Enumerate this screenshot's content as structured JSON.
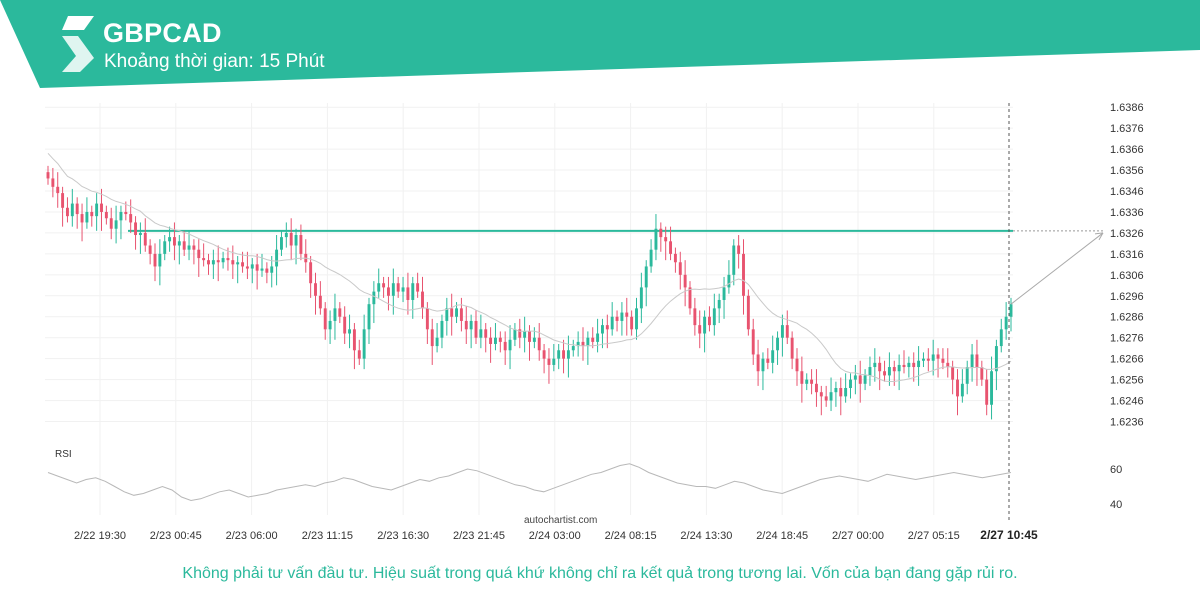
{
  "header": {
    "title": "GBPCAD",
    "subtitle": "Khoảng thời gian: 15 Phút",
    "bg_color": "#2bb99c"
  },
  "footer": {
    "disclaimer": "Không phải tư vấn đầu tư. Hiệu suất trong quá khứ không chỉ ra kết quả trong tương lai. Vốn của bạn đang gặp rủi ro."
  },
  "watermark": "autochartist.com",
  "chart_data": {
    "type": "candlestick",
    "symbol": "GBPCAD",
    "interval": "15 Phút",
    "y_ticks": [
      "1.6386",
      "1.6376",
      "1.6366",
      "1.6356",
      "1.6346",
      "1.6336",
      "1.6326",
      "1.6316",
      "1.6306",
      "1.6296",
      "1.6286",
      "1.6276",
      "1.6266",
      "1.6256",
      "1.6246",
      "1.6236"
    ],
    "ylim": [
      1.6231,
      1.6388
    ],
    "x_tick_labels": [
      "2/22 19:30",
      "2/23 00:45",
      "2/23 06:00",
      "2/23 11:15",
      "2/23 16:30",
      "2/23 21:45",
      "2/24 03:00",
      "2/24 08:15",
      "2/24 13:30",
      "2/24 18:45",
      "2/27 00:00",
      "2/27 05:15"
    ],
    "current_time_label": "2/27 10:45",
    "resistance_level": 1.6327,
    "resistance_start_label": "2/22 19:30",
    "projection": {
      "from": 1.6292,
      "to": 1.6326
    },
    "up_color": "#2bb99c",
    "down_color": "#e8536f",
    "candles": [
      1.6352,
      1.6348,
      1.6345,
      1.6338,
      1.6334,
      1.634,
      1.6335,
      1.6331,
      1.6336,
      1.6334,
      1.634,
      1.6336,
      1.6333,
      1.6328,
      1.6332,
      1.6336,
      1.6335,
      1.6331,
      1.6325,
      1.6326,
      1.632,
      1.6316,
      1.631,
      1.6316,
      1.6322,
      1.6324,
      1.632,
      1.6322,
      1.6318,
      1.632,
      1.6318,
      1.6314,
      1.6313,
      1.6311,
      1.6313,
      1.6312,
      1.6314,
      1.6313,
      1.6311,
      1.6312,
      1.631,
      1.6309,
      1.6311,
      1.6308,
      1.6309,
      1.6307,
      1.631,
      1.6318,
      1.6324,
      1.6326,
      1.632,
      1.6325,
      1.6316,
      1.6312,
      1.6302,
      1.6296,
      1.629,
      1.628,
      1.6284,
      1.629,
      1.6286,
      1.6278,
      1.628,
      1.627,
      1.6266,
      1.628,
      1.6292,
      1.6298,
      1.6302,
      1.63,
      1.6296,
      1.6302,
      1.6298,
      1.63,
      1.6294,
      1.6302,
      1.6298,
      1.629,
      1.628,
      1.6272,
      1.6276,
      1.6284,
      1.629,
      1.6286,
      1.629,
      1.6284,
      1.628,
      1.6284,
      1.6276,
      1.628,
      1.6276,
      1.6273,
      1.6276,
      1.6274,
      1.627,
      1.6275,
      1.628,
      1.6276,
      1.6279,
      1.6274,
      1.6276,
      1.627,
      1.6266,
      1.6263,
      1.6266,
      1.627,
      1.6266,
      1.627,
      1.6272,
      1.6274,
      1.6272,
      1.6276,
      1.6274,
      1.6278,
      1.6282,
      1.628,
      1.6286,
      1.6284,
      1.6288,
      1.6286,
      1.628,
      1.629,
      1.63,
      1.631,
      1.6318,
      1.6328,
      1.6324,
      1.6322,
      1.6316,
      1.6312,
      1.6306,
      1.63,
      1.629,
      1.6282,
      1.6278,
      1.6286,
      1.6282,
      1.629,
      1.6294,
      1.63,
      1.6306,
      1.632,
      1.6316,
      1.6296,
      1.628,
      1.6268,
      1.626,
      1.6266,
      1.6264,
      1.627,
      1.6276,
      1.6282,
      1.6276,
      1.6266,
      1.626,
      1.6254,
      1.6256,
      1.6254,
      1.625,
      1.6248,
      1.6246,
      1.625,
      1.6252,
      1.6248,
      1.6252,
      1.6256,
      1.6258,
      1.6254,
      1.6258,
      1.6262,
      1.6264,
      1.626,
      1.6258,
      1.6262,
      1.626,
      1.6263,
      1.6262,
      1.6264,
      1.6262,
      1.6265,
      1.6266,
      1.6265,
      1.6268,
      1.6266,
      1.6264,
      1.6262,
      1.6256,
      1.6248,
      1.6254,
      1.6262,
      1.6268,
      1.6262,
      1.6256,
      1.6244,
      1.626,
      1.6272,
      1.628,
      1.6286,
      1.6292
    ],
    "indicator": {
      "name": "RSI",
      "y_ticks": [
        "60",
        "40"
      ],
      "ylim": [
        32,
        68
      ],
      "values": [
        58,
        56,
        54,
        52,
        54,
        55,
        53,
        50,
        47,
        45,
        46,
        48,
        50,
        48,
        44,
        42,
        43,
        45,
        47,
        48,
        46,
        44,
        45,
        46,
        48,
        49,
        50,
        51,
        50,
        52,
        53,
        55,
        54,
        52,
        50,
        49,
        48,
        50,
        52,
        54,
        53,
        55,
        56,
        58,
        60,
        59,
        57,
        55,
        53,
        51,
        50,
        48,
        47,
        49,
        51,
        53,
        55,
        57,
        58,
        60,
        62,
        63,
        61,
        58,
        56,
        54,
        52,
        51,
        50,
        50,
        49,
        51,
        53,
        52,
        50,
        48,
        47,
        46,
        48,
        50,
        52,
        54,
        55,
        56,
        55,
        54,
        53,
        55,
        57,
        56,
        55,
        54,
        55,
        56,
        57,
        58,
        57,
        56,
        55,
        56,
        57,
        58
      ]
    }
  }
}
+ + +
THE TASK:
Repeat all of the data above word for word, minus the pictures.

SOLVED EXERCISE:
Enumerate this screenshot's content as structured JSON.
{
  "header": {
    "title": "GBPCAD",
    "subtitle": "Khoảng thời gian: 15 Phút",
    "bg_color": "#2bb99c"
  },
  "footer": {
    "disclaimer": "Không phải tư vấn đầu tư. Hiệu suất trong quá khứ không chỉ ra kết quả trong tương lai. Vốn của bạn đang gặp rủi ro."
  },
  "watermark": "autochartist.com",
  "chart_data": {
    "type": "candlestick",
    "symbol": "GBPCAD",
    "interval": "15 Phút",
    "y_ticks": [
      "1.6386",
      "1.6376",
      "1.6366",
      "1.6356",
      "1.6346",
      "1.6336",
      "1.6326",
      "1.6316",
      "1.6306",
      "1.6296",
      "1.6286",
      "1.6276",
      "1.6266",
      "1.6256",
      "1.6246",
      "1.6236"
    ],
    "ylim": [
      1.6231,
      1.6388
    ],
    "x_tick_labels": [
      "2/22 19:30",
      "2/23 00:45",
      "2/23 06:00",
      "2/23 11:15",
      "2/23 16:30",
      "2/23 21:45",
      "2/24 03:00",
      "2/24 08:15",
      "2/24 13:30",
      "2/24 18:45",
      "2/27 00:00",
      "2/27 05:15"
    ],
    "current_time_label": "2/27 10:45",
    "resistance_level": 1.6327,
    "resistance_start_label": "2/22 19:30",
    "projection": {
      "from": 1.6292,
      "to": 1.6326
    },
    "up_color": "#2bb99c",
    "down_color": "#e8536f",
    "candles": [
      1.6352,
      1.6348,
      1.6345,
      1.6338,
      1.6334,
      1.634,
      1.6335,
      1.6331,
      1.6336,
      1.6334,
      1.634,
      1.6336,
      1.6333,
      1.6328,
      1.6332,
      1.6336,
      1.6335,
      1.6331,
      1.6325,
      1.6326,
      1.632,
      1.6316,
      1.631,
      1.6316,
      1.6322,
      1.6324,
      1.632,
      1.6322,
      1.6318,
      1.632,
      1.6318,
      1.6314,
      1.6313,
      1.6311,
      1.6313,
      1.6312,
      1.6314,
      1.6313,
      1.6311,
      1.6312,
      1.631,
      1.6309,
      1.6311,
      1.6308,
      1.6309,
      1.6307,
      1.631,
      1.6318,
      1.6324,
      1.6326,
      1.632,
      1.6325,
      1.6316,
      1.6312,
      1.6302,
      1.6296,
      1.629,
      1.628,
      1.6284,
      1.629,
      1.6286,
      1.6278,
      1.628,
      1.627,
      1.6266,
      1.628,
      1.6292,
      1.6298,
      1.6302,
      1.63,
      1.6296,
      1.6302,
      1.6298,
      1.63,
      1.6294,
      1.6302,
      1.6298,
      1.629,
      1.628,
      1.6272,
      1.6276,
      1.6284,
      1.629,
      1.6286,
      1.629,
      1.6284,
      1.628,
      1.6284,
      1.6276,
      1.628,
      1.6276,
      1.6273,
      1.6276,
      1.6274,
      1.627,
      1.6275,
      1.628,
      1.6276,
      1.6279,
      1.6274,
      1.6276,
      1.627,
      1.6266,
      1.6263,
      1.6266,
      1.627,
      1.6266,
      1.627,
      1.6272,
      1.6274,
      1.6272,
      1.6276,
      1.6274,
      1.6278,
      1.6282,
      1.628,
      1.6286,
      1.6284,
      1.6288,
      1.6286,
      1.628,
      1.629,
      1.63,
      1.631,
      1.6318,
      1.6328,
      1.6324,
      1.6322,
      1.6316,
      1.6312,
      1.6306,
      1.63,
      1.629,
      1.6282,
      1.6278,
      1.6286,
      1.6282,
      1.629,
      1.6294,
      1.63,
      1.6306,
      1.632,
      1.6316,
      1.6296,
      1.628,
      1.6268,
      1.626,
      1.6266,
      1.6264,
      1.627,
      1.6276,
      1.6282,
      1.6276,
      1.6266,
      1.626,
      1.6254,
      1.6256,
      1.6254,
      1.625,
      1.6248,
      1.6246,
      1.625,
      1.6252,
      1.6248,
      1.6252,
      1.6256,
      1.6258,
      1.6254,
      1.6258,
      1.6262,
      1.6264,
      1.626,
      1.6258,
      1.6262,
      1.626,
      1.6263,
      1.6262,
      1.6264,
      1.6262,
      1.6265,
      1.6266,
      1.6265,
      1.6268,
      1.6266,
      1.6264,
      1.6262,
      1.6256,
      1.6248,
      1.6254,
      1.6262,
      1.6268,
      1.6262,
      1.6256,
      1.6244,
      1.626,
      1.6272,
      1.628,
      1.6286,
      1.6292
    ],
    "indicator": {
      "name": "RSI",
      "y_ticks": [
        "60",
        "40"
      ],
      "ylim": [
        32,
        68
      ],
      "values": [
        58,
        56,
        54,
        52,
        54,
        55,
        53,
        50,
        47,
        45,
        46,
        48,
        50,
        48,
        44,
        42,
        43,
        45,
        47,
        48,
        46,
        44,
        45,
        46,
        48,
        49,
        50,
        51,
        50,
        52,
        53,
        55,
        54,
        52,
        50,
        49,
        48,
        50,
        52,
        54,
        53,
        55,
        56,
        58,
        60,
        59,
        57,
        55,
        53,
        51,
        50,
        48,
        47,
        49,
        51,
        53,
        55,
        57,
        58,
        60,
        62,
        63,
        61,
        58,
        56,
        54,
        52,
        51,
        50,
        50,
        49,
        51,
        53,
        52,
        50,
        48,
        47,
        46,
        48,
        50,
        52,
        54,
        55,
        56,
        55,
        54,
        53,
        55,
        57,
        56,
        55,
        54,
        55,
        56,
        57,
        58,
        57,
        56,
        55,
        56,
        57,
        58
      ]
    }
  }
}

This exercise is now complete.